··· THE DATA ···
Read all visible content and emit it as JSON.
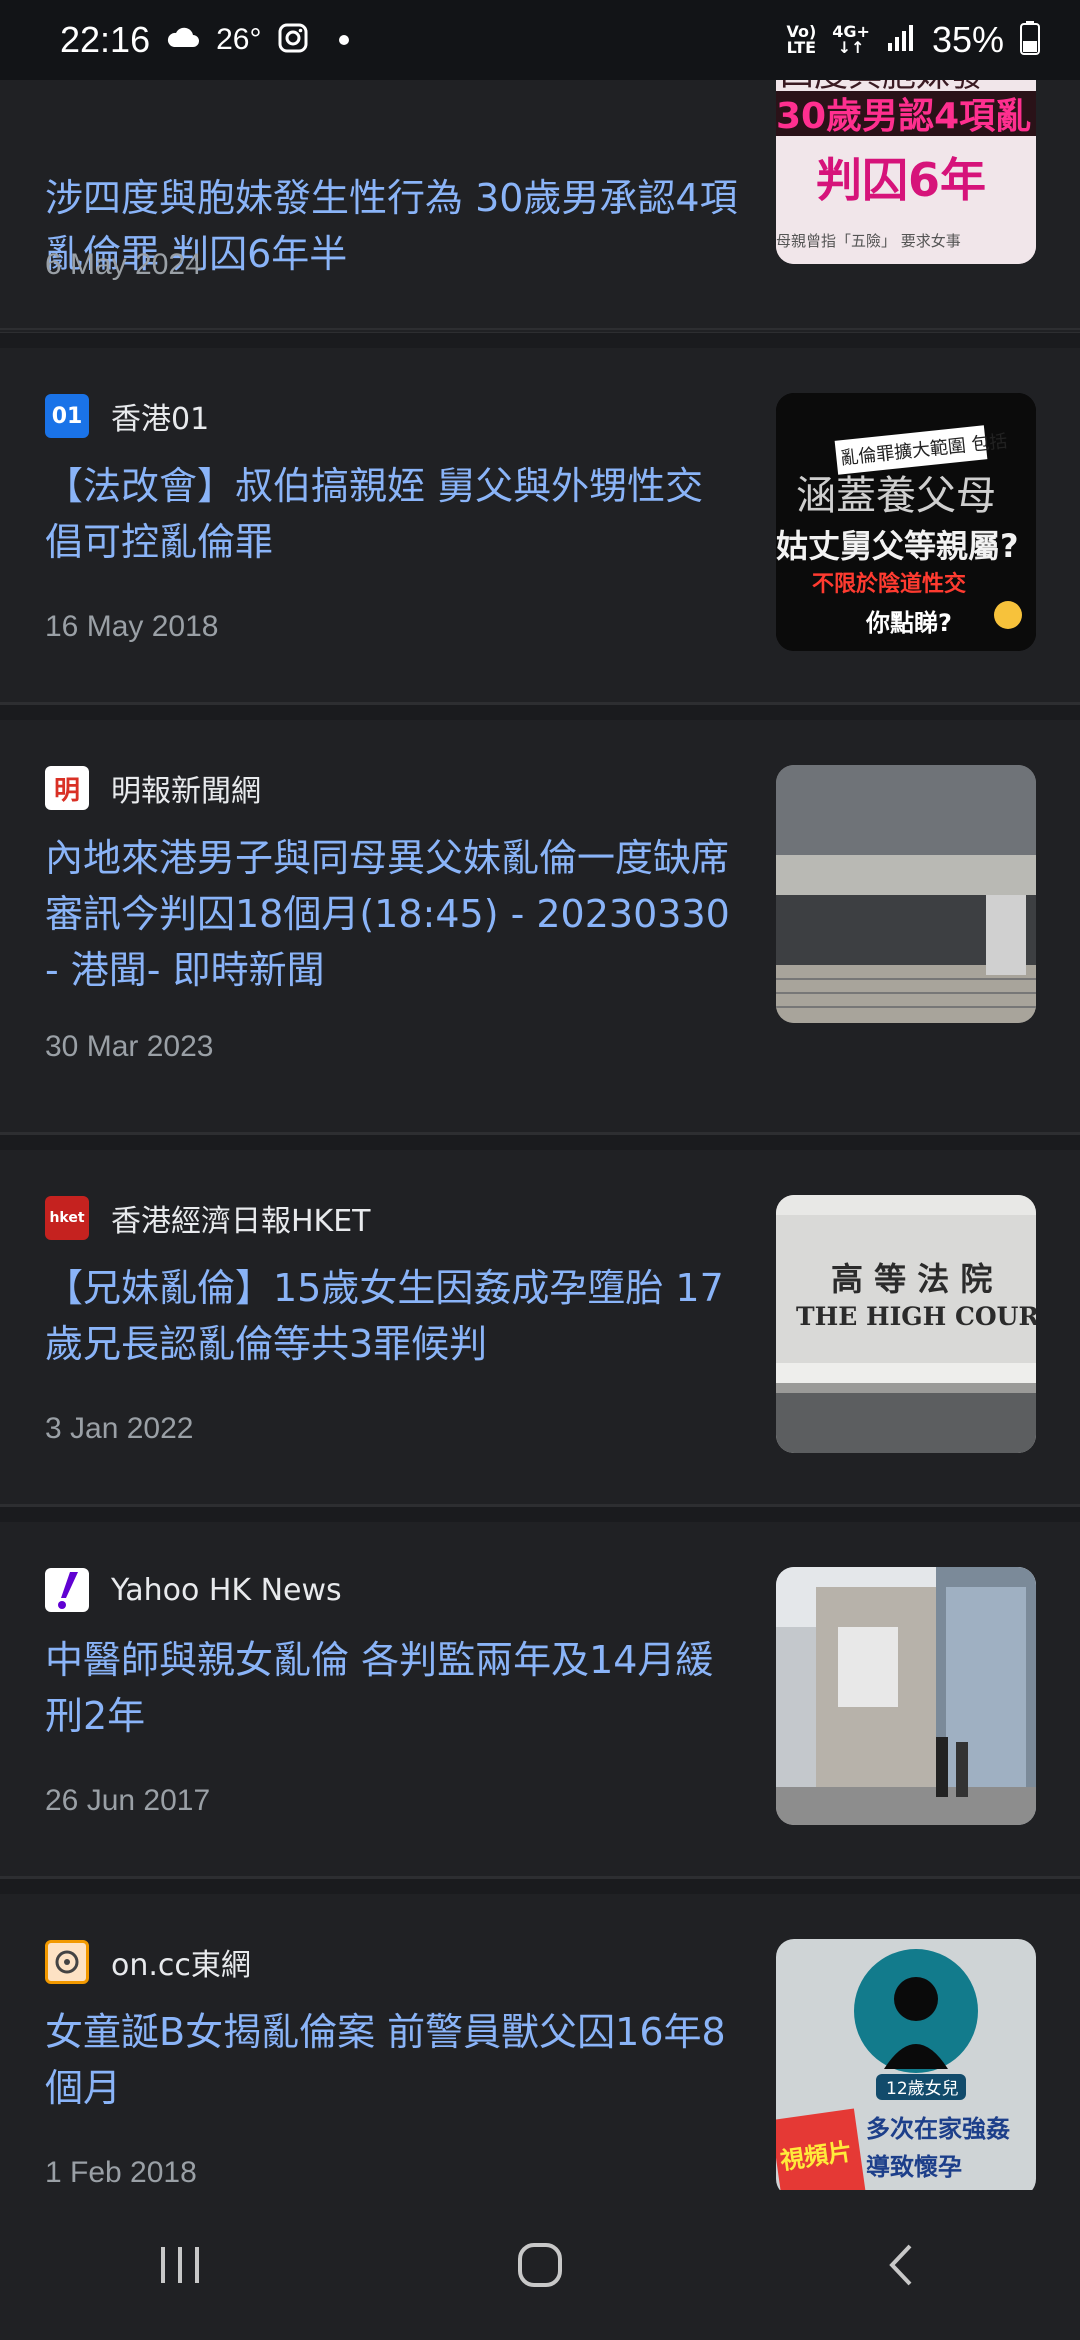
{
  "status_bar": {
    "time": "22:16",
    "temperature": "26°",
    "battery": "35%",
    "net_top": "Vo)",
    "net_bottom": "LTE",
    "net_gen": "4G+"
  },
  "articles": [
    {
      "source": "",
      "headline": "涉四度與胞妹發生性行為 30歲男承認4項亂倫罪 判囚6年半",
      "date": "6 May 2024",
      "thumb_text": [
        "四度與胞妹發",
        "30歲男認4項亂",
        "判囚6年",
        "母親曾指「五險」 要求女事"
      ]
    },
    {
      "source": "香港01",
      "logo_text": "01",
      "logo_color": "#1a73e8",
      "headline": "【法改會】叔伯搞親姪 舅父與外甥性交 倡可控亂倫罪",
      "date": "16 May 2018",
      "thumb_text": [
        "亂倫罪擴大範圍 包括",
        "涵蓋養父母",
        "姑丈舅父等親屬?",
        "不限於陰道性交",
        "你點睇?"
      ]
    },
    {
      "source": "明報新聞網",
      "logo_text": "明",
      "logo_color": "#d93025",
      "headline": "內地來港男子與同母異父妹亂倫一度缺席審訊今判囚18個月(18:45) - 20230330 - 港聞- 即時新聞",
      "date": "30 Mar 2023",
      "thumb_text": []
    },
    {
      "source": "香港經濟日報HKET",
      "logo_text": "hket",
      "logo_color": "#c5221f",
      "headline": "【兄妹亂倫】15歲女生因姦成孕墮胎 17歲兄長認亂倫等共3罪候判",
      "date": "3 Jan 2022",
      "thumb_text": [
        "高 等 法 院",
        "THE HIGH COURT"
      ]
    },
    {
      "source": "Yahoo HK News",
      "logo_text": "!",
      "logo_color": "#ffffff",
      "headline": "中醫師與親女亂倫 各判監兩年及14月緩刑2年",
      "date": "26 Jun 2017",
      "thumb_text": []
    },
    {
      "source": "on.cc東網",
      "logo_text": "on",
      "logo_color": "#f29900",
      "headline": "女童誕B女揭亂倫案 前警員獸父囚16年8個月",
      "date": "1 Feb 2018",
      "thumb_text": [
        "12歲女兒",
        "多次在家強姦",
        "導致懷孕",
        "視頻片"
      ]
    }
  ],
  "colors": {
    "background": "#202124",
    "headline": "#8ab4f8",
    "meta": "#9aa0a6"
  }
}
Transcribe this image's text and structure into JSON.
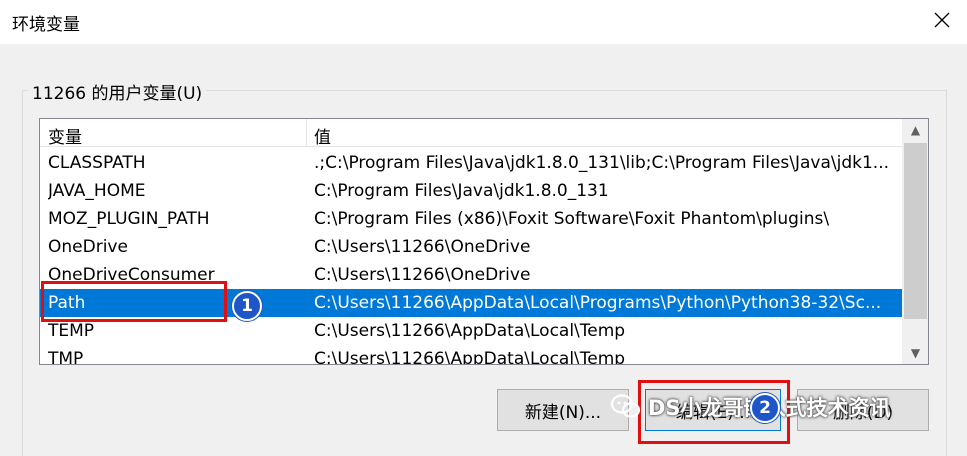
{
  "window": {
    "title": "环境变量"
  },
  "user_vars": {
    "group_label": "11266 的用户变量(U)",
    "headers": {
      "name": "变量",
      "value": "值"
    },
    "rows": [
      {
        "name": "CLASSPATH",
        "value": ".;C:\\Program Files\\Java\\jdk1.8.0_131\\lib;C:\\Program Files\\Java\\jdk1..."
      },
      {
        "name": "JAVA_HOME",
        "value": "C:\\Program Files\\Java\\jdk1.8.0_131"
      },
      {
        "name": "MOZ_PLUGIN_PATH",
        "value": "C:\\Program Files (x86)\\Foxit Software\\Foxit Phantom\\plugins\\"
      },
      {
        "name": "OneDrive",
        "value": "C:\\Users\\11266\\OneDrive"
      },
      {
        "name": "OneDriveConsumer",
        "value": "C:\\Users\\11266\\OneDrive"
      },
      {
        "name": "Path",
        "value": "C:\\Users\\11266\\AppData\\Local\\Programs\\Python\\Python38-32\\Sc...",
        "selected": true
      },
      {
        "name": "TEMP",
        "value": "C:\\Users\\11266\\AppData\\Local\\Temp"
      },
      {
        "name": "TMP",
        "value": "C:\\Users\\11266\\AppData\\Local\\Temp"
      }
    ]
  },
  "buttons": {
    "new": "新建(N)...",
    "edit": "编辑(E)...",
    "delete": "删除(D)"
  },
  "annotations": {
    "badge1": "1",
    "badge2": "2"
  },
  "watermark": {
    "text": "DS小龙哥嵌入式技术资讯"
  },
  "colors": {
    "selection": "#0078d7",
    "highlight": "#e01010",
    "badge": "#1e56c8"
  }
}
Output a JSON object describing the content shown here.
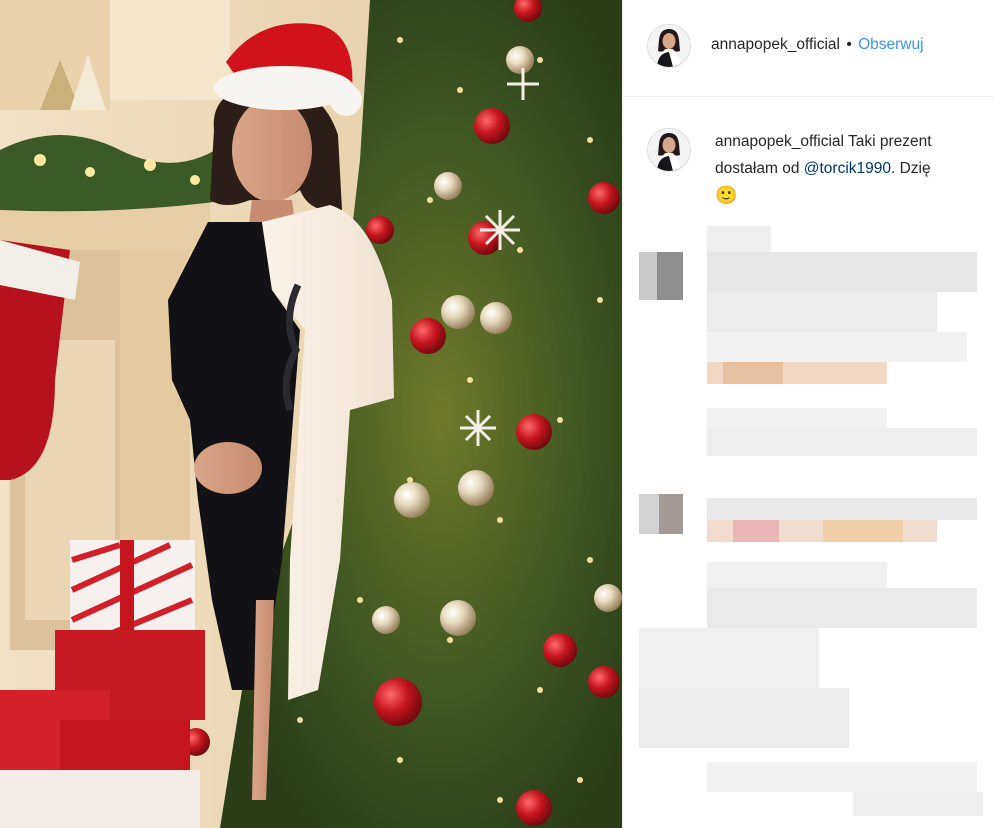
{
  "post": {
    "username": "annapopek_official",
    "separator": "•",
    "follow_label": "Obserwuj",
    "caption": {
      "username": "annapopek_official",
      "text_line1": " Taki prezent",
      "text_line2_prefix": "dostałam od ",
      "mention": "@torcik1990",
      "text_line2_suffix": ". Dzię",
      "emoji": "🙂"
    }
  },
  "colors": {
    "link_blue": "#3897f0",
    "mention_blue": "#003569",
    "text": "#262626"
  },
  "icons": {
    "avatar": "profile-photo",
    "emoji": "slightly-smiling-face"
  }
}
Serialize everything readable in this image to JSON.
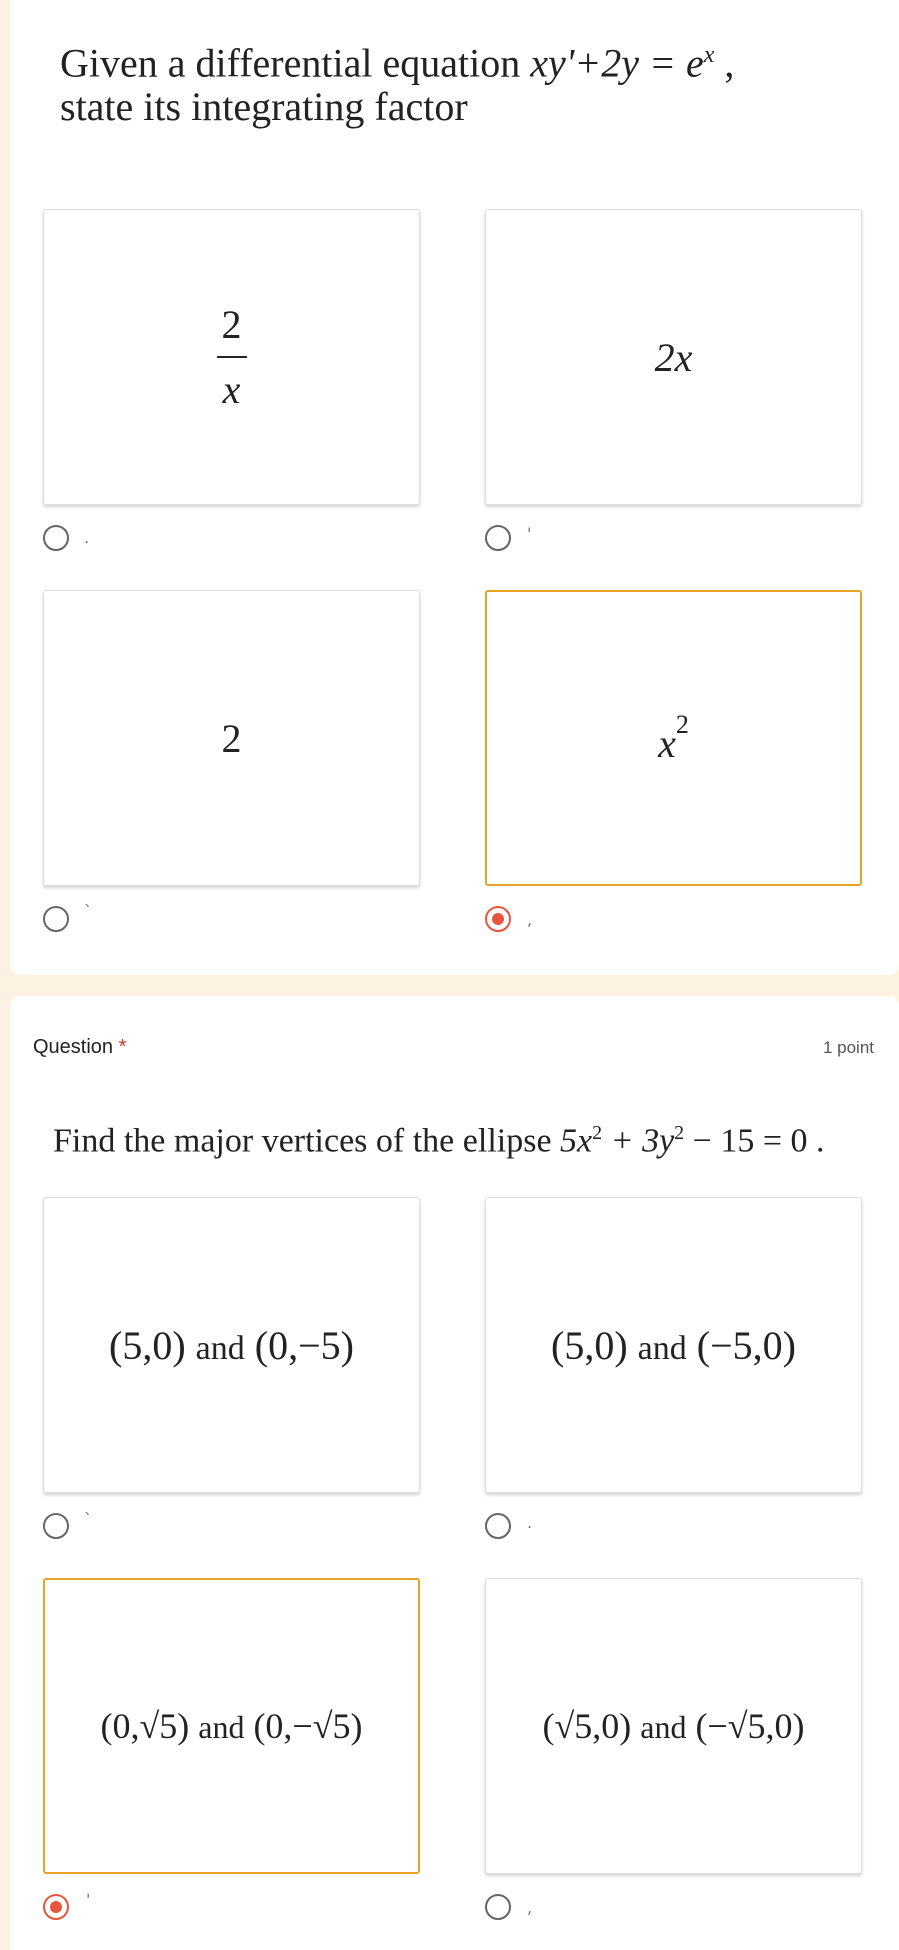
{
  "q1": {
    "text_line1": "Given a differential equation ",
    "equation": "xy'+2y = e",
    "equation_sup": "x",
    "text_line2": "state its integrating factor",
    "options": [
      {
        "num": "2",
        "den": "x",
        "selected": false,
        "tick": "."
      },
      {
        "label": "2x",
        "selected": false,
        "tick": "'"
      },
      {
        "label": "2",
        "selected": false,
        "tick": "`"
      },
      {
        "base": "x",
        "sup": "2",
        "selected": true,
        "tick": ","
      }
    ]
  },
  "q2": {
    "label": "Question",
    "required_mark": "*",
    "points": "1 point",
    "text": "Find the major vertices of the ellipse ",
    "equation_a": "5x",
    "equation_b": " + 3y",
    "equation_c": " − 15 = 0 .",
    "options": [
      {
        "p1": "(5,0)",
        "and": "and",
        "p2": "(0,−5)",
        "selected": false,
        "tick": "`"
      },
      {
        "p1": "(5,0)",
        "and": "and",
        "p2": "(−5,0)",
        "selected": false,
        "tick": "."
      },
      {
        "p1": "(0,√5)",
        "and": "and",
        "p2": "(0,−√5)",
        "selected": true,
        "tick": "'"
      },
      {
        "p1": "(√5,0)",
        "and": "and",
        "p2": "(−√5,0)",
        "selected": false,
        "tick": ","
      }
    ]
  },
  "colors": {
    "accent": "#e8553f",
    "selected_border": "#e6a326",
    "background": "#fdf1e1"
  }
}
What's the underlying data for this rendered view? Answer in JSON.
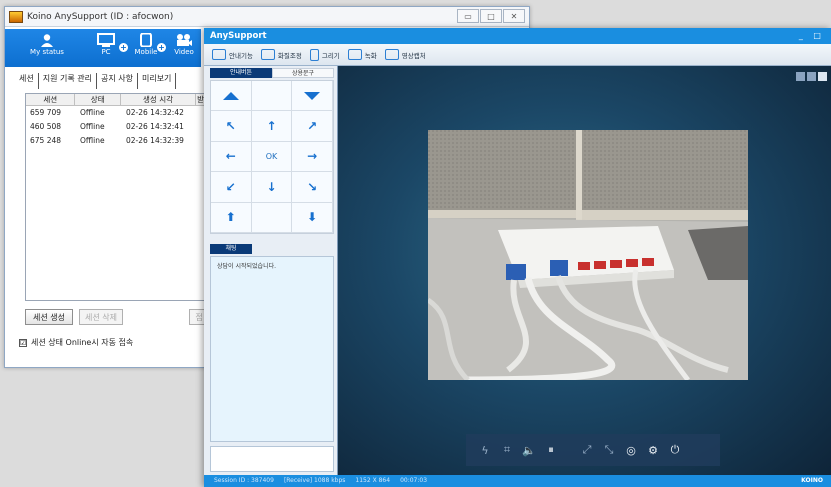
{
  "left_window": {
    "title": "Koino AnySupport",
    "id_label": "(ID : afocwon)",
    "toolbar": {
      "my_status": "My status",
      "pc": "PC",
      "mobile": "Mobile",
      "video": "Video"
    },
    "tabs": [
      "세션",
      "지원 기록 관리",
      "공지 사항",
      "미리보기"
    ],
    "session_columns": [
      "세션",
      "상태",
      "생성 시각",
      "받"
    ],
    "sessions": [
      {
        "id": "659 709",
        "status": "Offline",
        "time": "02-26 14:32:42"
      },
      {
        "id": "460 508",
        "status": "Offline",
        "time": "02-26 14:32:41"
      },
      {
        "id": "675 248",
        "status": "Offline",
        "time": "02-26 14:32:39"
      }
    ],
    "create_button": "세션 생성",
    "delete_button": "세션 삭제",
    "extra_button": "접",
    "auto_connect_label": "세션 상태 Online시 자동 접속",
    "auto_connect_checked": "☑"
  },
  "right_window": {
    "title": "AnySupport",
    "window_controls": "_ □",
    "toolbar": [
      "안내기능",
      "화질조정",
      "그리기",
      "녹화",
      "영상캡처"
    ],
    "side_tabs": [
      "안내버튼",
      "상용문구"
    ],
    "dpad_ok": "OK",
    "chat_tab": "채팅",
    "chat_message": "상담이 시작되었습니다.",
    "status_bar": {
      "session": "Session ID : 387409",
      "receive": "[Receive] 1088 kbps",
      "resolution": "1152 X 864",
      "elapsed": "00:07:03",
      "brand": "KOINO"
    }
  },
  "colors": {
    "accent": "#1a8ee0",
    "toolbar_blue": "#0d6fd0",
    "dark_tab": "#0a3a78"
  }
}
···
▸ **GIVEN INSTRUCTION**
In the listing above, count each line that holds the string "value". Give the number only.

▸ **SOLUTION TO THIS TASK**
9